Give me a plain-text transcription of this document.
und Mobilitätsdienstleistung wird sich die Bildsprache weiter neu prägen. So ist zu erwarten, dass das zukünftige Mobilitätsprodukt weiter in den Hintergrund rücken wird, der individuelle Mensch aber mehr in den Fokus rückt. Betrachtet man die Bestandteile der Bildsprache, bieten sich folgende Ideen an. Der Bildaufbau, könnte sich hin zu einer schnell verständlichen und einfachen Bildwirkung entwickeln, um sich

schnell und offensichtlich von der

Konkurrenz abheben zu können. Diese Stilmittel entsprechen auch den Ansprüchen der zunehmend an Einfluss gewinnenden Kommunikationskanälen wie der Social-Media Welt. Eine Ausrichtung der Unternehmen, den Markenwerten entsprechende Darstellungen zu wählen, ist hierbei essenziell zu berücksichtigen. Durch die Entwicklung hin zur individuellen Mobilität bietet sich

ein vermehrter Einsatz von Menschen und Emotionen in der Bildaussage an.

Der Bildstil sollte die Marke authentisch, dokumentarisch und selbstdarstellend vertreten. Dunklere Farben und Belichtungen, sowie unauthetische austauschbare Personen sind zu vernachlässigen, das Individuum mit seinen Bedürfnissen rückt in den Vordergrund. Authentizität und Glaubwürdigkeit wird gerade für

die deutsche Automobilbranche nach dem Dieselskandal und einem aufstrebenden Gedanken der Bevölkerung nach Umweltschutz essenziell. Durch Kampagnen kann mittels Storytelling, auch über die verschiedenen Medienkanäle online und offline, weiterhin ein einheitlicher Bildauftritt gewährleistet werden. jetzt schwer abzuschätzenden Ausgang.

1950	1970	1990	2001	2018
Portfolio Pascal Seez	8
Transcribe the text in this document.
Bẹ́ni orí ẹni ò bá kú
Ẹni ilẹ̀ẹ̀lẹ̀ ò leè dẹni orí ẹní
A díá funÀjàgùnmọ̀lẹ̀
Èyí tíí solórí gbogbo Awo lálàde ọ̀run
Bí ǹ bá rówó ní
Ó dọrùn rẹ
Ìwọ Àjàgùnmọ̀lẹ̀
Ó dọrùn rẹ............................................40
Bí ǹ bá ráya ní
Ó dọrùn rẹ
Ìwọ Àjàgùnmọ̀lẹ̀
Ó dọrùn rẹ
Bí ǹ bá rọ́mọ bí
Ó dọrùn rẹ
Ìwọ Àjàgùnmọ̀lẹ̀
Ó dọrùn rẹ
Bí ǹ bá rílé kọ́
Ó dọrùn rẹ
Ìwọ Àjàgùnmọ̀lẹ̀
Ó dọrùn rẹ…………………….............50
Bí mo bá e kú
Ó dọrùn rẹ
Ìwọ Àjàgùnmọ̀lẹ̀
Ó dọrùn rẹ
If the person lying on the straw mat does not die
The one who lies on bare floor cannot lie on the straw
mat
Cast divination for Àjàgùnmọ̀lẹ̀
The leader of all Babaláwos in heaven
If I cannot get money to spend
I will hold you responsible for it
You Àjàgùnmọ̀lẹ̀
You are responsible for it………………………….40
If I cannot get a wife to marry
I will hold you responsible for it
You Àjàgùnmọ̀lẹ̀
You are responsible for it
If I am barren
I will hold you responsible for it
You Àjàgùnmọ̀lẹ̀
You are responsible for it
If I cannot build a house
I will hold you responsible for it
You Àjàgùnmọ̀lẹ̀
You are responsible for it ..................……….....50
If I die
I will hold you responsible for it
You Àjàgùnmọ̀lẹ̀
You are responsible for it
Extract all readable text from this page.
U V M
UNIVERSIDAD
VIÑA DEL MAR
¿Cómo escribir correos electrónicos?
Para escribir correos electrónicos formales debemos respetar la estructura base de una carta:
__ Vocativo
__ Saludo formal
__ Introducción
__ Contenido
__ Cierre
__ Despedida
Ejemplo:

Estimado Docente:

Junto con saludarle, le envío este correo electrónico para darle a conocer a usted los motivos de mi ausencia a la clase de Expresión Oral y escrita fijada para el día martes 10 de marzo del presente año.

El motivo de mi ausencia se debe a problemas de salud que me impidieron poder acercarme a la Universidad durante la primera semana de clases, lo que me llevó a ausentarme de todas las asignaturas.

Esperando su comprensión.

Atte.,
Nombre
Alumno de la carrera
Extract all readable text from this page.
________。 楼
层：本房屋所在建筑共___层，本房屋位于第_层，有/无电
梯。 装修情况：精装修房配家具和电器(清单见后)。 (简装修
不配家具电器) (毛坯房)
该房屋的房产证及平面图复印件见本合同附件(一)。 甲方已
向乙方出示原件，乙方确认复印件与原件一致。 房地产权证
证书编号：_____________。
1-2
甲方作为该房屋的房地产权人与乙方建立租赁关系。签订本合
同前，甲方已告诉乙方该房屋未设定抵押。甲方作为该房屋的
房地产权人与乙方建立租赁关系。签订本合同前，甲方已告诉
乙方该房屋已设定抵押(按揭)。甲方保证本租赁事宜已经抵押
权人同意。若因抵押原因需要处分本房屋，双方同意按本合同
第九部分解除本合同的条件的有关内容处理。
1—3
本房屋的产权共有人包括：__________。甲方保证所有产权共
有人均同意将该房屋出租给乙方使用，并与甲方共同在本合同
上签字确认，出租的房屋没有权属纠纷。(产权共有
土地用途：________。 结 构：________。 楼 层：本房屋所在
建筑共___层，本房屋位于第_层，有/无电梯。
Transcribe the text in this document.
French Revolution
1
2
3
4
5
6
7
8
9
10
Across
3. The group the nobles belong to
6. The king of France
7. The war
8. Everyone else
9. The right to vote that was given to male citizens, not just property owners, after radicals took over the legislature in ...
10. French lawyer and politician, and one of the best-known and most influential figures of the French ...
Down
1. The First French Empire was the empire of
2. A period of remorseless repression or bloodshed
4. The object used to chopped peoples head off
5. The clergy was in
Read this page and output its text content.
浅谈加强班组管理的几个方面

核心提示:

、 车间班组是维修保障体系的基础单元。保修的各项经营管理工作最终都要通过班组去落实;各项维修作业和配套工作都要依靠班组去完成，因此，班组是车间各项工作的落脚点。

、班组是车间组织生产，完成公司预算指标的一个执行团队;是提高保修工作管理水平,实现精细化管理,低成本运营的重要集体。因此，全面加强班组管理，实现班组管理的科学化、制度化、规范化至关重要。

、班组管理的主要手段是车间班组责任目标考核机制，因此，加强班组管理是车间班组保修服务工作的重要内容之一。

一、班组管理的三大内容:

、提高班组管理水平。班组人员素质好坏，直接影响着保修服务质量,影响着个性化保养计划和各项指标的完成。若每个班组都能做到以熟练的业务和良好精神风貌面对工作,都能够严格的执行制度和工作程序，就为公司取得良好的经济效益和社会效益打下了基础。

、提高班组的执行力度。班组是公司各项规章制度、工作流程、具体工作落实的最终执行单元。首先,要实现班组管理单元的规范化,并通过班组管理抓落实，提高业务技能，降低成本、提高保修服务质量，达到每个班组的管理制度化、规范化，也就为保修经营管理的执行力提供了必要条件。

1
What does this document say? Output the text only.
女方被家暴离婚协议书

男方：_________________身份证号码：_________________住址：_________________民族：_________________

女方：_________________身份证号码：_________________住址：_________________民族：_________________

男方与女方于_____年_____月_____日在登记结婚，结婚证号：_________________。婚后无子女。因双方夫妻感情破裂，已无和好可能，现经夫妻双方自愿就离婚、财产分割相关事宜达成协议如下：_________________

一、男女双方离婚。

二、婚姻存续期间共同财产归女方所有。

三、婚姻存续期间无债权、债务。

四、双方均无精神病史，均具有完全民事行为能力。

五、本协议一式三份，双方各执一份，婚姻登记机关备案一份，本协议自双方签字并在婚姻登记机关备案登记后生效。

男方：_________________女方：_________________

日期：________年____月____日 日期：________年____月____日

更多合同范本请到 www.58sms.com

Set task » Give the listing above again, word for word.

Response for this exercise »
Give me a plain-text transcription of this document.
und Mobilitätsdienstleistung wird sich die Bildsprache weiter neu prägen. So ist zu erwarten, dass das zukünftige Mobilitätsprodukt weiter in den Hintergrund rücken wird, der individuelle Mensch aber mehr in den Fokus rückt. Betrachtet man die Bestandteile der Bildsprache, bieten sich folgende Ideen an. Der Bildaufbau, könnte sich hin zu einer schnell verständlichen und einfachen Bildwirkung entwickeln, um sich

schnell und offensichtlich von der

Konkurrenz abheben zu können. Diese Stilmittel entsprechen auch den Ansprüchen der zunehmend an Einfluss gewinnenden Kommunikationskanälen wie der Social-Media Welt. Eine Ausrichtung der Unternehmen, den Markenwerten entsprechende Darstellungen zu wählen, ist hierbei essenziell zu berücksichtigen. Durch die Entwicklung hin zur individuellen Mobilität bietet sich

ein vermehrter Einsatz von Menschen und Emotionen in der Bildaussage an.

Der Bildstil sollte die Marke authentisch, dokumentarisch und selbstdarstellend vertreten. Dunklere Farben und Belichtungen, sowie unauthetische austauschbare Personen sind zu vernachlässigen, das Individuum mit seinen Bedürfnissen rückt in den Vordergrund. Authentizität und Glaubwürdigkeit wird gerade für

die deutsche Automobilbranche nach dem Dieselskandal und einem aufstrebenden Gedanken der Bevölkerung nach Umweltschutz essenziell. Durch Kampagnen kann mittels Storytelling, auch über die verschiedenen Medienkanäle online und offline, weiterhin ein einheitlicher Bildauftritt gewährleistet werden. jetzt schwer abzuschätzenden Ausgang.

1950	1970	1990	2001	2018
Portfolio Pascal Seez	8
Transcribe the text in this document.
Bẹ́ni orí ẹni ò bá kú
Ẹni ilẹ̀ẹ̀lẹ̀ ò leè dẹni orí ẹní
A díá funÀjàgùnmọ̀lẹ̀
Èyí tíí solórí gbogbo Awo lálàde ọ̀run
Bí ǹ bá rówó ní
Ó dọrùn rẹ
Ìwọ Àjàgùnmọ̀lẹ̀
Ó dọrùn rẹ............................................40
Bí ǹ bá ráya ní
Ó dọrùn rẹ
Ìwọ Àjàgùnmọ̀lẹ̀
Ó dọrùn rẹ
Bí ǹ bá rọ́mọ bí
Ó dọrùn rẹ
Ìwọ Àjàgùnmọ̀lẹ̀
Ó dọrùn rẹ
Bí ǹ bá rílé kọ́
Ó dọrùn rẹ
Ìwọ Àjàgùnmọ̀lẹ̀
Ó dọrùn rẹ…………………….............50
Bí mo bá e kú
Ó dọrùn rẹ
Ìwọ Àjàgùnmọ̀lẹ̀
Ó dọrùn rẹ
If the person lying on the straw mat does not die
The one who lies on bare floor cannot lie on the straw
mat
Cast divination for Àjàgùnmọ̀lẹ̀
The leader of all Babaláwos in heaven
If I cannot get money to spend
I will hold you responsible for it
You Àjàgùnmọ̀lẹ̀
You are responsible for it………………………….40
If I cannot get a wife to marry
I will hold you responsible for it
You Àjàgùnmọ̀lẹ̀
You are responsible for it
If I am barren
I will hold you responsible for it
You Àjàgùnmọ̀lẹ̀
You are responsible for it
If I cannot build a house
I will hold you responsible for it
You Àjàgùnmọ̀lẹ̀
You are responsible for it ..................……….....50
If I die
I will hold you responsible for it
You Àjàgùnmọ̀lẹ̀
You are responsible for it
Extract all readable text from this page.
U V M
UNIVERSIDAD
VIÑA DEL MAR
¿Cómo escribir correos electrónicos?
Para escribir correos electrónicos formales debemos respetar la estructura base de una carta:
__ Vocativo
__ Saludo formal
__ Introducción
__ Contenido
__ Cierre
__ Despedida
Ejemplo:

Estimado Docente:

Junto con saludarle, le envío este correo electrónico para darle a conocer a usted los motivos de mi ausencia a la clase de Expresión Oral y escrita fijada para el día martes 10 de marzo del presente año.

El motivo de mi ausencia se debe a problemas de salud que me impidieron poder acercarme a la Universidad durante la primera semana de clases, lo que me llevó a ausentarme de todas las asignaturas.

Esperando su comprensión.

Atte.,
Nombre
Alumno de la carrera
Extract all readable text from this page.
________。 楼
层：本房屋所在建筑共___层，本房屋位于第_层，有/无电
梯。 装修情况：精装修房配家具和电器(清单见后)。 (简装修
不配家具电器) (毛坯房)
该房屋的房产证及平面图复印件见本合同附件(一)。 甲方已
向乙方出示原件，乙方确认复印件与原件一致。 房地产权证
证书编号：_____________。
1-2
甲方作为该房屋的房地产权人与乙方建立租赁关系。签订本合
同前，甲方已告诉乙方该房屋未设定抵押。甲方作为该房屋的
房地产权人与乙方建立租赁关系。签订本合同前，甲方已告诉
乙方该房屋已设定抵押(按揭)。甲方保证本租赁事宜已经抵押
权人同意。若因抵押原因需要处分本房屋，双方同意按本合同
第九部分解除本合同的条件的有关内容处理。
1—3
本房屋的产权共有人包括：__________。甲方保证所有产权共
有人均同意将该房屋出租给乙方使用，并与甲方共同在本合同
上签字确认，出租的房屋没有权属纠纷。(产权共有
土地用途：________。 结 构：________。 楼 层：本房屋所在
建筑共___层，本房屋位于第_层，有/无电梯。
Transcribe the text in this document.
French Revolution
1
2
3
4
5
6
7
8
9
10
Across
3. The group the nobles belong to
6. The king of France
7. The war
8. Everyone else
9. The right to vote that was given to male citizens, not just property owners, after radicals took over the legislature in ...
10. French lawyer and politician, and one of the best-known and most influential figures of the French ...
Down
1. The First French Empire was the empire of
2. A period of remorseless repression or bloodshed
4. The object used to chopped peoples head off
5. The clergy was in
Read this page and output its text content.
浅谈加强班组管理的几个方面

核心提示:

、 车间班组是维修保障体系的基础单元。保修的各项经营管理工作最终都要通过班组去落实;各项维修作业和配套工作都要依靠班组去完成，因此，班组是车间各项工作的落脚点。

、班组是车间组织生产，完成公司预算指标的一个执行团队;是提高保修工作管理水平,实现精细化管理,低成本运营的重要集体。因此，全面加强班组管理，实现班组管理的科学化、制度化、规范化至关重要。

、班组管理的主要手段是车间班组责任目标考核机制，因此，加强班组管理是车间班组保修服务工作的重要内容之一。

一、班组管理的三大内容:

、提高班组管理水平。班组人员素质好坏，直接影响着保修服务质量,影响着个性化保养计划和各项指标的完成。若每个班组都能做到以熟练的业务和良好精神风貌面对工作,都能够严格的执行制度和工作程序，就为公司取得良好的经济效益和社会效益打下了基础。

、提高班组的执行力度。班组是公司各项规章制度、工作流程、具体工作落实的最终执行单元。首先,要实现班组管理单元的规范化,并通过班组管理抓落实，提高业务技能，降低成本、提高保修服务质量，达到每个班组的管理制度化、规范化，也就为保修经营管理的执行力提供了必要条件。

1
What does this document say? Output the text only.
女方被家暴离婚协议书

男方：_________________身份证号码：_________________住址：_________________民族：_________________

女方：_________________身份证号码：_________________住址：_________________民族：_________________

男方与女方于_____年_____月_____日在登记结婚，结婚证号：_________________。婚后无子女。因双方夫妻感情破裂，已无和好可能，现经夫妻双方自愿就离婚、财产分割相关事宜达成协议如下：_________________

一、男女双方离婚。

二、婚姻存续期间共同财产归女方所有。

三、婚姻存续期间无债权、债务。

四、双方均无精神病史，均具有完全民事行为能力。

五、本协议一式三份，双方各执一份，婚姻登记机关备案一份，本协议自双方签字并在婚姻登记机关备案登记后生效。

男方：_________________女方：_________________

日期：________年____月____日 日期：________年____月____日

更多合同范本请到 www.58sms.com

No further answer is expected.